• PROBLEM TO WORK ON: Wherever "Transform" appears in a line, list that line.

• RECORD SET:
++++
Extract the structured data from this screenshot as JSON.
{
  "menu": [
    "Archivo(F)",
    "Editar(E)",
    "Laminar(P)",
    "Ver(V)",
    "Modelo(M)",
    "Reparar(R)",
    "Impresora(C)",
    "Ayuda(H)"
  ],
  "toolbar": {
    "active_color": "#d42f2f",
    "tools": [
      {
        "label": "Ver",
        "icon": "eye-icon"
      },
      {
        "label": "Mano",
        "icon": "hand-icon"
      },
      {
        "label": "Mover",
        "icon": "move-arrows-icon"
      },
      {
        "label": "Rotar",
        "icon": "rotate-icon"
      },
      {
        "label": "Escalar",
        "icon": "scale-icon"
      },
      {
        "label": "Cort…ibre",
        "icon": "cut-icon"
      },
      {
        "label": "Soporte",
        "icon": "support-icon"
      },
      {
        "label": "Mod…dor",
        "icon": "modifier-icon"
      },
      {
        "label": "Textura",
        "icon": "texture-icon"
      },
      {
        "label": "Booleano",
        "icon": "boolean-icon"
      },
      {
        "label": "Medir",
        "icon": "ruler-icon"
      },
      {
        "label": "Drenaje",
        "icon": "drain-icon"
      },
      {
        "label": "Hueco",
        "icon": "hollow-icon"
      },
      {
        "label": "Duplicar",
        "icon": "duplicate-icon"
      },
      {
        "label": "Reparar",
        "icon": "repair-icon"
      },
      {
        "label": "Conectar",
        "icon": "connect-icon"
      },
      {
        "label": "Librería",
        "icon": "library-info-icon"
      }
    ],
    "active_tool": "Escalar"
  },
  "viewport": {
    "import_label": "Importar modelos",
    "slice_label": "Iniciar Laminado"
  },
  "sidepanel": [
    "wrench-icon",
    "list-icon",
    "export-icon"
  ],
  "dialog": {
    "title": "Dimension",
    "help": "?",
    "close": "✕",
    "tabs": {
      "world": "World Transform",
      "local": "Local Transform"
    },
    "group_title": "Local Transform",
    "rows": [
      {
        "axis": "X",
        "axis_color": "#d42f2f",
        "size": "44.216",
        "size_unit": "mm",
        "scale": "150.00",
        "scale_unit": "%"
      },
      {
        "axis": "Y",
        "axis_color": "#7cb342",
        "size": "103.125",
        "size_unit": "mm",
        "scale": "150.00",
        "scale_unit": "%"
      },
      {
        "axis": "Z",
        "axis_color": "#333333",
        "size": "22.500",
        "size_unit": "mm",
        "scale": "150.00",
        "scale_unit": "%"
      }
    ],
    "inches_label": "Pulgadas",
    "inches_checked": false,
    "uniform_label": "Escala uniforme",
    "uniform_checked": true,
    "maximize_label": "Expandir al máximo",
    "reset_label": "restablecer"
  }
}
++++
• FULL ANSWER:
      "world": "World Transform",
      "local": "Local Transform"
    "group_title": "Local Transform",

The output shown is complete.